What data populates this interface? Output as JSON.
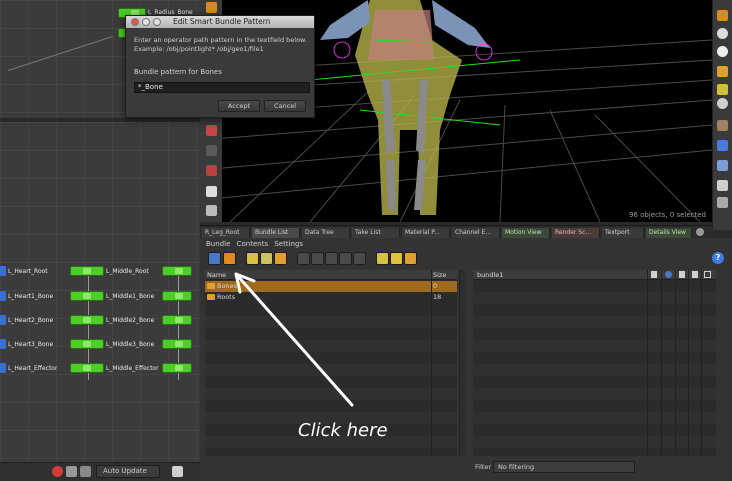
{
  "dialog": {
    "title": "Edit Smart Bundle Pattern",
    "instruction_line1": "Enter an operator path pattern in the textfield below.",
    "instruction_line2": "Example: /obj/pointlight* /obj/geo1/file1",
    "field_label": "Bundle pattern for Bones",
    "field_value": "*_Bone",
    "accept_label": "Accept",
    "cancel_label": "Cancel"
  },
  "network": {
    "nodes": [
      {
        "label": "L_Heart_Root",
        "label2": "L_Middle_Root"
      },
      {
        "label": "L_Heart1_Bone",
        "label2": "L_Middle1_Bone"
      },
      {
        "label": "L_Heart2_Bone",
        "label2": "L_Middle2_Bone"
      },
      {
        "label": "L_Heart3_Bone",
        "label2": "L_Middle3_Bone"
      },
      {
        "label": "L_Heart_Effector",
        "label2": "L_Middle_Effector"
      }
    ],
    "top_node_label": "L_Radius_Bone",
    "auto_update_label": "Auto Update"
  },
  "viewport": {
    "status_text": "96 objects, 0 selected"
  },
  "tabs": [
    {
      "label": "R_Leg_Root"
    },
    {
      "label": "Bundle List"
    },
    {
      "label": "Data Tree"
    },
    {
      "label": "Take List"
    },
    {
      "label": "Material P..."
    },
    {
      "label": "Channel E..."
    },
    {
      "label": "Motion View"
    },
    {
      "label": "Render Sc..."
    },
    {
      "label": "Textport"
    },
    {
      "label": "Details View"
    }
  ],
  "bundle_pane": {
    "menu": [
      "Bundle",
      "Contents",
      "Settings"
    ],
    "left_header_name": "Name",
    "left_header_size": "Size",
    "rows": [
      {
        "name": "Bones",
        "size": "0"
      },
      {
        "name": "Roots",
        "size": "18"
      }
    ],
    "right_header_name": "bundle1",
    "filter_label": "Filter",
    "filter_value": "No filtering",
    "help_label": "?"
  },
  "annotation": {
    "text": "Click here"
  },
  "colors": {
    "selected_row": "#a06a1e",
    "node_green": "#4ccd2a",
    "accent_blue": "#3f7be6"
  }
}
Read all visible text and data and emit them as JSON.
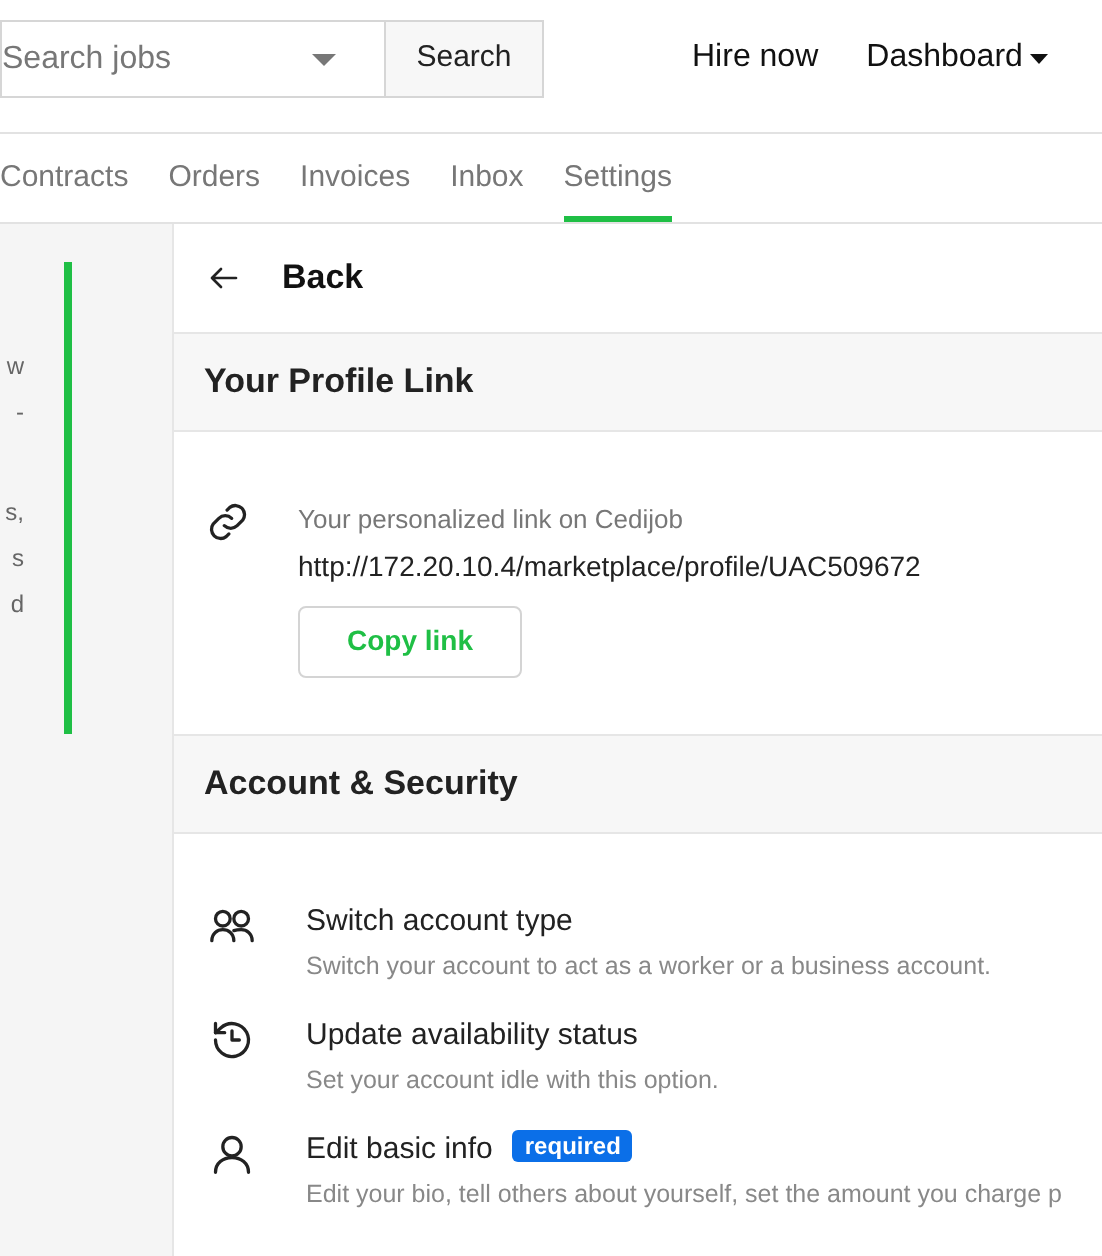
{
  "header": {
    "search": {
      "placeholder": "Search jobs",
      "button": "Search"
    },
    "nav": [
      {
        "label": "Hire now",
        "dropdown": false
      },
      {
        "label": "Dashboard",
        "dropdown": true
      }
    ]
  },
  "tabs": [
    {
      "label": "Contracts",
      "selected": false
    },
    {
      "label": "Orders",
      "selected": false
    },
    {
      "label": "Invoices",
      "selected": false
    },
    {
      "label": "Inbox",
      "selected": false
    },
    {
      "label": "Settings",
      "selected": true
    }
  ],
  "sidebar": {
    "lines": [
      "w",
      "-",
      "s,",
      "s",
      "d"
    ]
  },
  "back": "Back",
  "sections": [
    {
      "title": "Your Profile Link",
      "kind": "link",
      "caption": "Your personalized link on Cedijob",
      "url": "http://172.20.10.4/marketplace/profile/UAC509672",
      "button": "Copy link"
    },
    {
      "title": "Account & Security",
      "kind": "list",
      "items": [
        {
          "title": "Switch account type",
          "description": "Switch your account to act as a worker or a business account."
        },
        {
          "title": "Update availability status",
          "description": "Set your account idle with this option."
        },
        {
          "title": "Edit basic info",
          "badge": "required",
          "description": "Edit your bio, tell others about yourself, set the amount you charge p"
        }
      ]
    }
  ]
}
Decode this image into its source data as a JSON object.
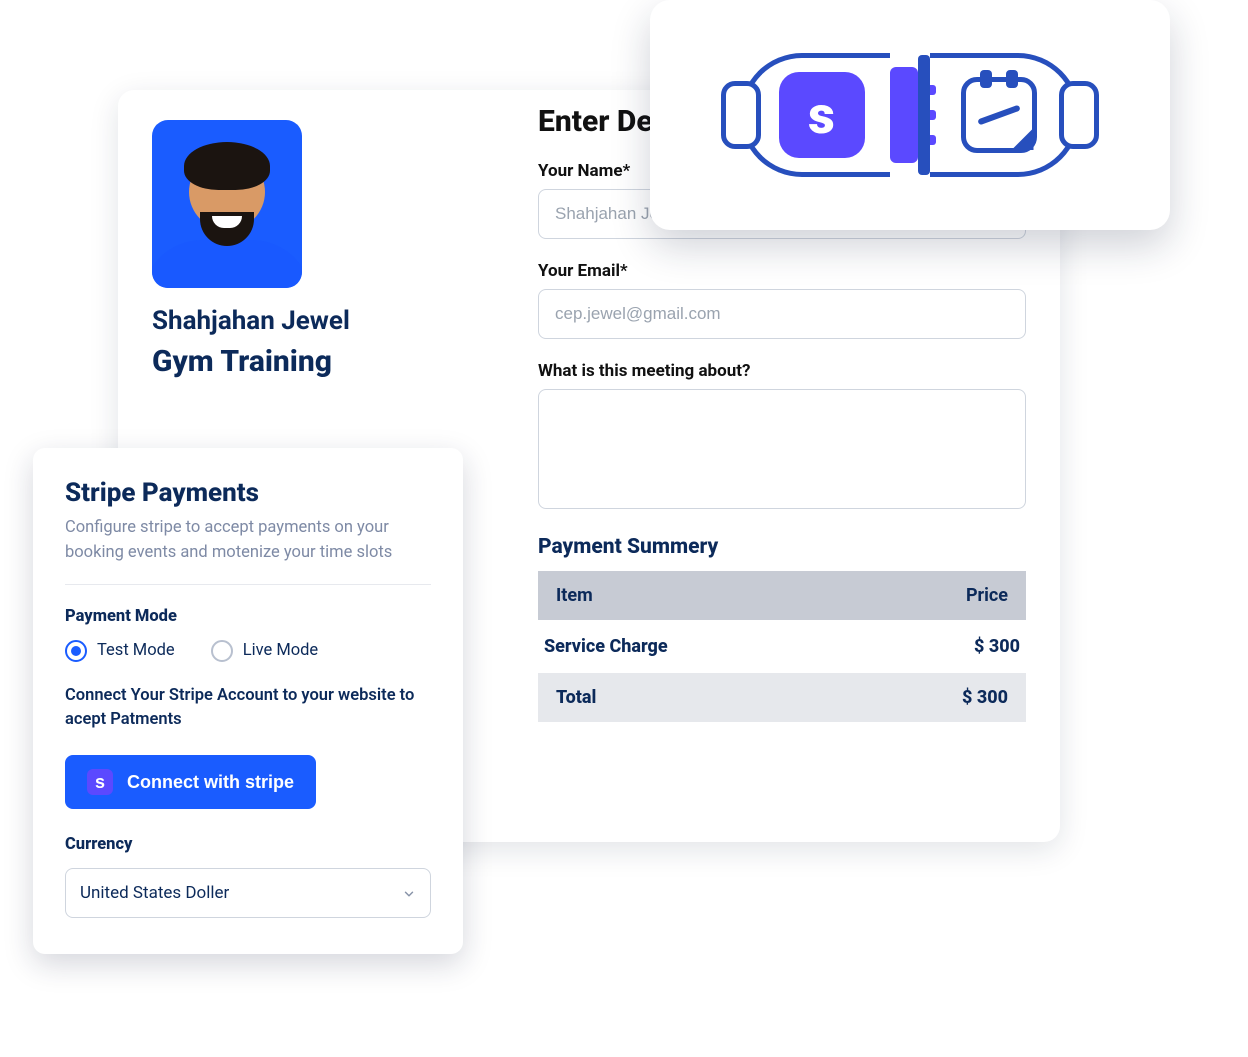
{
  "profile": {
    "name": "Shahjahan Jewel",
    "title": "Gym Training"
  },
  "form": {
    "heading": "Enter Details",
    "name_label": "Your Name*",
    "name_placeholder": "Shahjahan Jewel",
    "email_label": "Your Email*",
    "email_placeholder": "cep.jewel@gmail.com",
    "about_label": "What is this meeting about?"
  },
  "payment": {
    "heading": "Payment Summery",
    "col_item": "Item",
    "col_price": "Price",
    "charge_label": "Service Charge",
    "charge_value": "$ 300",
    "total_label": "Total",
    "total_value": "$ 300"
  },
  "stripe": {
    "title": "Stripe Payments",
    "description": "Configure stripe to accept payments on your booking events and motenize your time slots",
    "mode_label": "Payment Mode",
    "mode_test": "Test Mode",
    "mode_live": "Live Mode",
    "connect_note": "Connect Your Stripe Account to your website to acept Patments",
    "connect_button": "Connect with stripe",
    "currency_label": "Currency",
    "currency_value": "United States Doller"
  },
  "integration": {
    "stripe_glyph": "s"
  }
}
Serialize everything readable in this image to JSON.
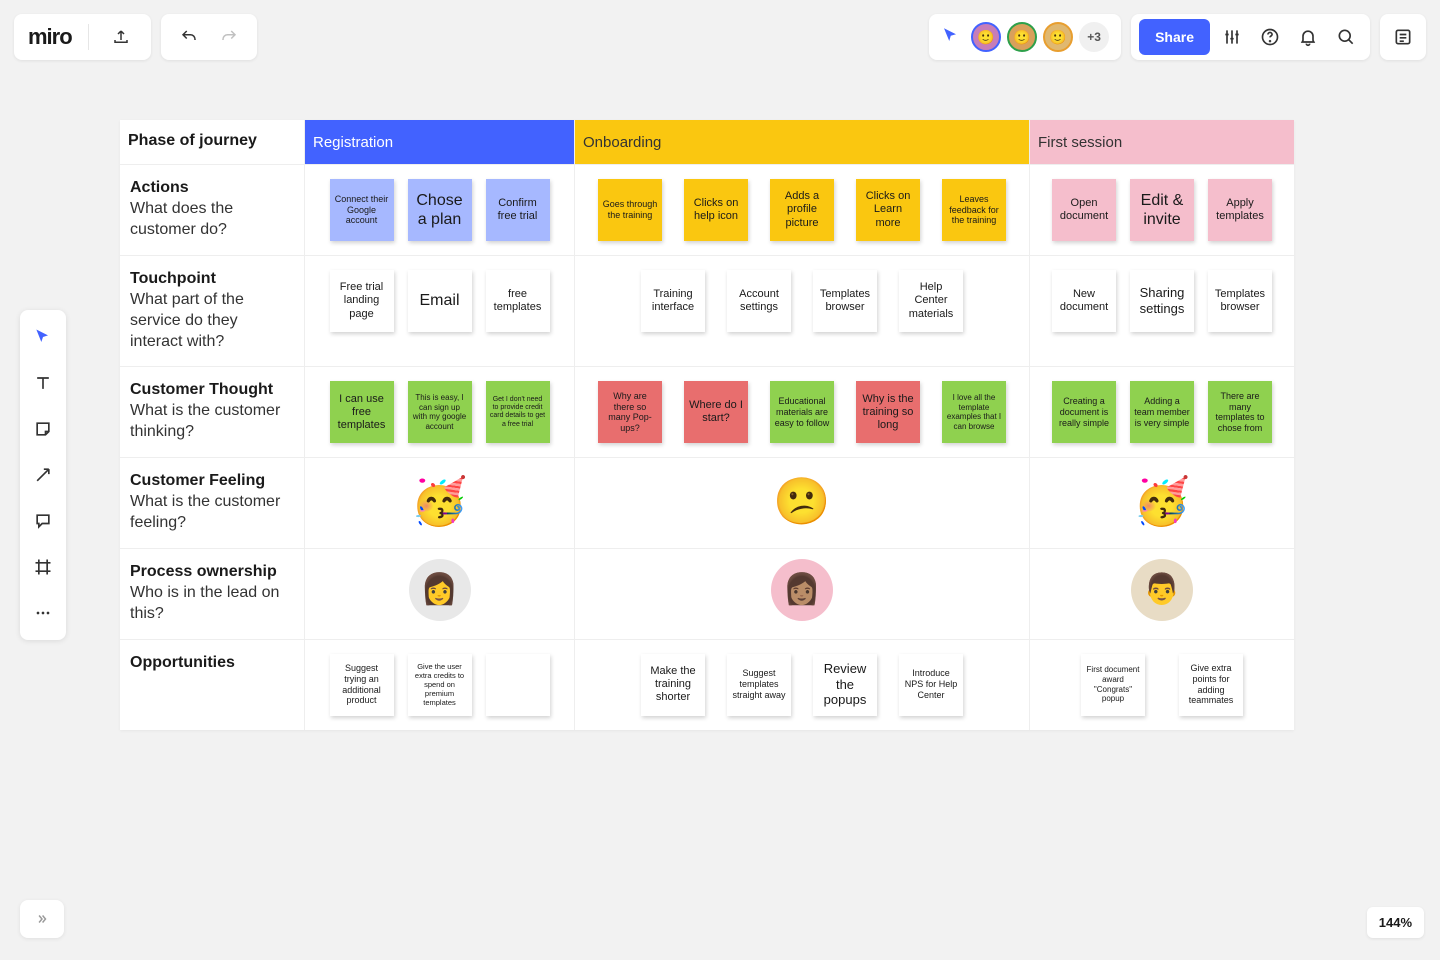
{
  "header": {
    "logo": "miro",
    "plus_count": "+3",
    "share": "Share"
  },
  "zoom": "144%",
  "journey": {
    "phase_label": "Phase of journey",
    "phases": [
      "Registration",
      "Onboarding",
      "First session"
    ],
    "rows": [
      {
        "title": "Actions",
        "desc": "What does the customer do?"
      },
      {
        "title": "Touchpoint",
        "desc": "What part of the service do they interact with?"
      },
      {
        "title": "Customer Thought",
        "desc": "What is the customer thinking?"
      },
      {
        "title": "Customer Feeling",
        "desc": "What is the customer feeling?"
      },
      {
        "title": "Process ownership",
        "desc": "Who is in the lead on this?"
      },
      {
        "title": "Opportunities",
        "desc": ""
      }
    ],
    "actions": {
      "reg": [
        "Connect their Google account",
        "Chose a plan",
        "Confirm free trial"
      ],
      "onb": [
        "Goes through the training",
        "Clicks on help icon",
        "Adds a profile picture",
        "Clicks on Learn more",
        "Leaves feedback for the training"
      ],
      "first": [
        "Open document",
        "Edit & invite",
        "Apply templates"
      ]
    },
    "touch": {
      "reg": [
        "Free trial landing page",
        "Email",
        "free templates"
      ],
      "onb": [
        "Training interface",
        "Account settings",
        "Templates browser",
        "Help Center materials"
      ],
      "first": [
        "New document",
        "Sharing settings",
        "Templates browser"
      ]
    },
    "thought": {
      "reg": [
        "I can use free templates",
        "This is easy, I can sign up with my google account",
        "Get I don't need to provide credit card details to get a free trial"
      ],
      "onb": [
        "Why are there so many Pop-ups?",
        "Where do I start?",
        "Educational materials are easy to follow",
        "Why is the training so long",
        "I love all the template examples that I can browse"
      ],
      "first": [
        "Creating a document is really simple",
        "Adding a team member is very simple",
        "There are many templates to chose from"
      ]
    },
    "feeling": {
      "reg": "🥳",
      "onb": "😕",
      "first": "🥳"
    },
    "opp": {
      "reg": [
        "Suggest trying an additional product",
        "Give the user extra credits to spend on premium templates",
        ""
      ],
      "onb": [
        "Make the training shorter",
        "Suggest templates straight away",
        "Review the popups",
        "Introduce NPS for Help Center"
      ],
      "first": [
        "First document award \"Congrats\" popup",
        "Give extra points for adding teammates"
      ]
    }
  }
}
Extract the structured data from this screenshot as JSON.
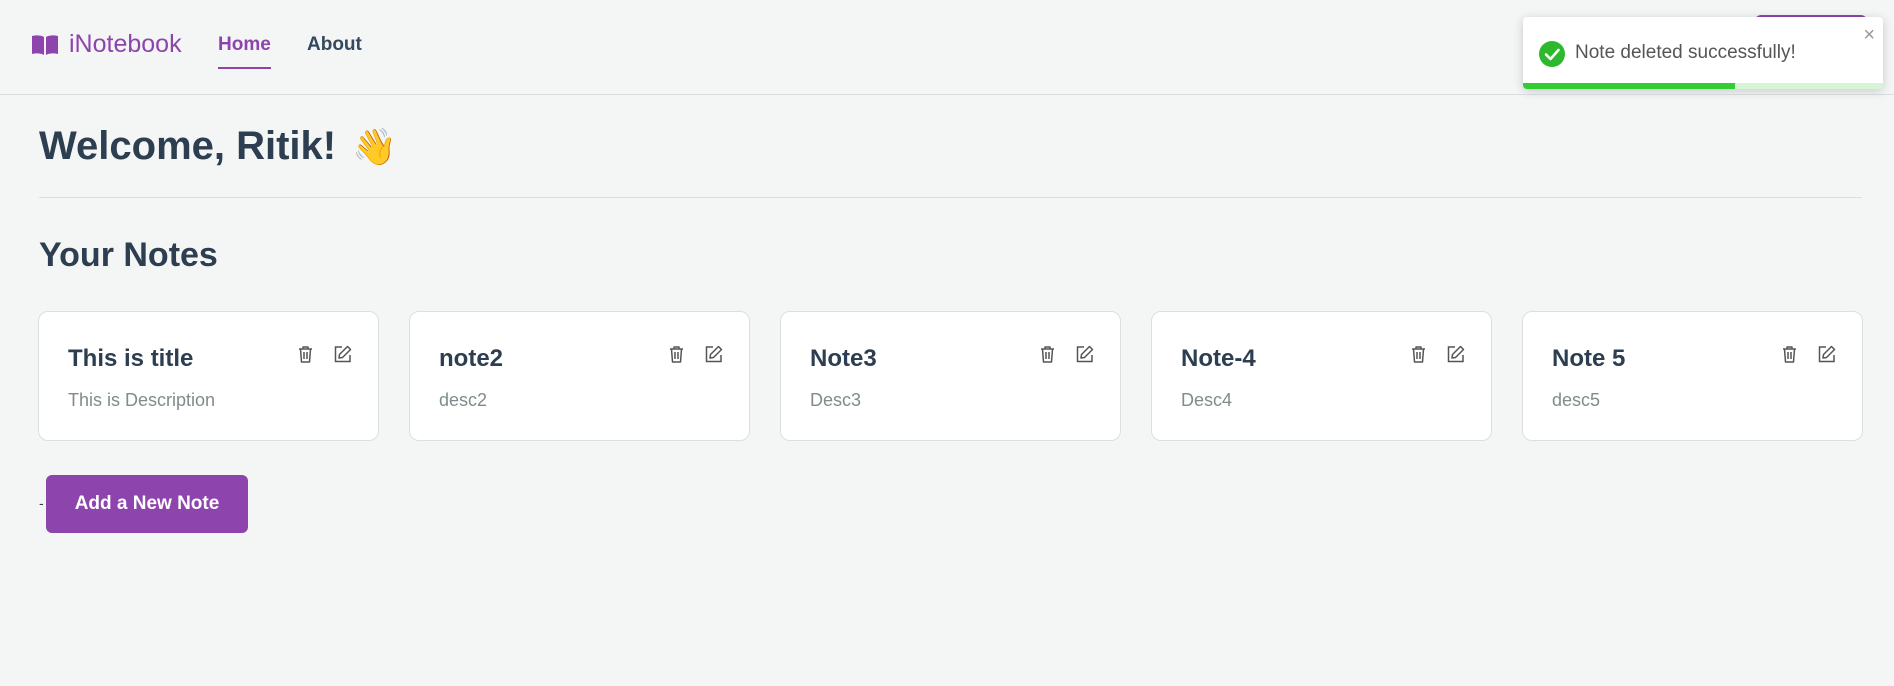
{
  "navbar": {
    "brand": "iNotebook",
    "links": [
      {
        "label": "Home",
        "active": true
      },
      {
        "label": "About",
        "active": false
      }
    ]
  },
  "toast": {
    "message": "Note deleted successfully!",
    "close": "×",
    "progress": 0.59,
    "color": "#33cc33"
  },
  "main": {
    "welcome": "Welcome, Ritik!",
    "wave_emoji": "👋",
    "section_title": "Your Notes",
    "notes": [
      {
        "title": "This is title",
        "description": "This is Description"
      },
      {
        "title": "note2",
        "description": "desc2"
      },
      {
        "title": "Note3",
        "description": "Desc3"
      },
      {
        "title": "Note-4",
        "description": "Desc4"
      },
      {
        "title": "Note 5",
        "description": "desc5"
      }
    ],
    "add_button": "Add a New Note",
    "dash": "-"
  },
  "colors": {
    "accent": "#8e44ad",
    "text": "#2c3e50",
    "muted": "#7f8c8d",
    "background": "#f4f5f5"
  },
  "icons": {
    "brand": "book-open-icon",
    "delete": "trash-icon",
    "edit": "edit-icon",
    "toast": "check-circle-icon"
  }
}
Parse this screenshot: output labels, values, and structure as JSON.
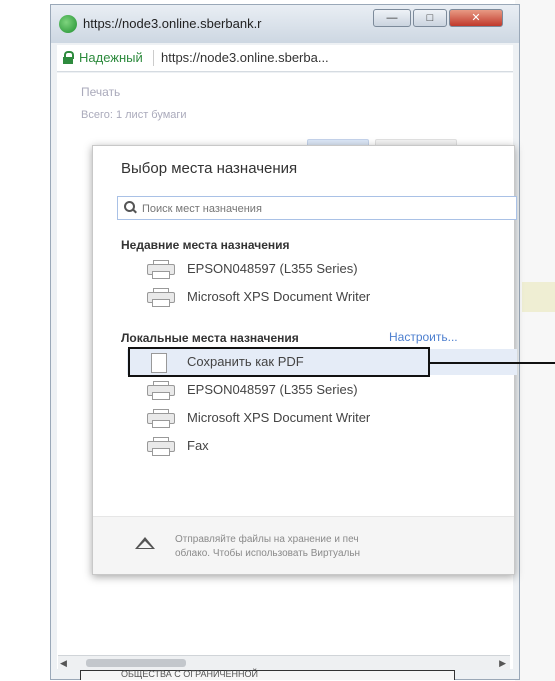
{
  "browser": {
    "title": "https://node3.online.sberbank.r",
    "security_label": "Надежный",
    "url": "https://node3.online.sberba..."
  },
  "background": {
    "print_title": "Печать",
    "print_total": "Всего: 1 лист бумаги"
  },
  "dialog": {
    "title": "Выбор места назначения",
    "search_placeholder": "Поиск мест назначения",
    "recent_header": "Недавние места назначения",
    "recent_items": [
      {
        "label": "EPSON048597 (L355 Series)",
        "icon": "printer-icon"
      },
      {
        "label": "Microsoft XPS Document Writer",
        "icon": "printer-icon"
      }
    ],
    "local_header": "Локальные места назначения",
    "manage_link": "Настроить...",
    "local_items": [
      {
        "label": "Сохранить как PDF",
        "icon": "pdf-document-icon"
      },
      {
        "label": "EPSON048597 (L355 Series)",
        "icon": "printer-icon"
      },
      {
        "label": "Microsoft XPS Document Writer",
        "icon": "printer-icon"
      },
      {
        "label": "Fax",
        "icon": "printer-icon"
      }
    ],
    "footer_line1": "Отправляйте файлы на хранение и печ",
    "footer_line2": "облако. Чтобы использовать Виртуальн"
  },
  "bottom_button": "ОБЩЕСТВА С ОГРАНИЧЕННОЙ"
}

_Exercise brief_. Skip the pictures. Please copy exactly the lines from the one with "Parse this screenshot: output" through the final line of the material above, both ends included.

_Response to the exercise_.
Parse this screenshot: output labels, values, and structure as JSON.
{
  "browser": {
    "title": "https://node3.online.sberbank.r",
    "security_label": "Надежный",
    "url": "https://node3.online.sberba..."
  },
  "background": {
    "print_title": "Печать",
    "print_total": "Всего: 1 лист бумаги"
  },
  "dialog": {
    "title": "Выбор места назначения",
    "search_placeholder": "Поиск мест назначения",
    "recent_header": "Недавние места назначения",
    "recent_items": [
      {
        "label": "EPSON048597 (L355 Series)",
        "icon": "printer-icon"
      },
      {
        "label": "Microsoft XPS Document Writer",
        "icon": "printer-icon"
      }
    ],
    "local_header": "Локальные места назначения",
    "manage_link": "Настроить...",
    "local_items": [
      {
        "label": "Сохранить как PDF",
        "icon": "pdf-document-icon"
      },
      {
        "label": "EPSON048597 (L355 Series)",
        "icon": "printer-icon"
      },
      {
        "label": "Microsoft XPS Document Writer",
        "icon": "printer-icon"
      },
      {
        "label": "Fax",
        "icon": "printer-icon"
      }
    ],
    "footer_line1": "Отправляйте файлы на хранение и печ",
    "footer_line2": "облако. Чтобы использовать Виртуальн"
  },
  "bottom_button": "ОБЩЕСТВА С ОГРАНИЧЕННОЙ"
}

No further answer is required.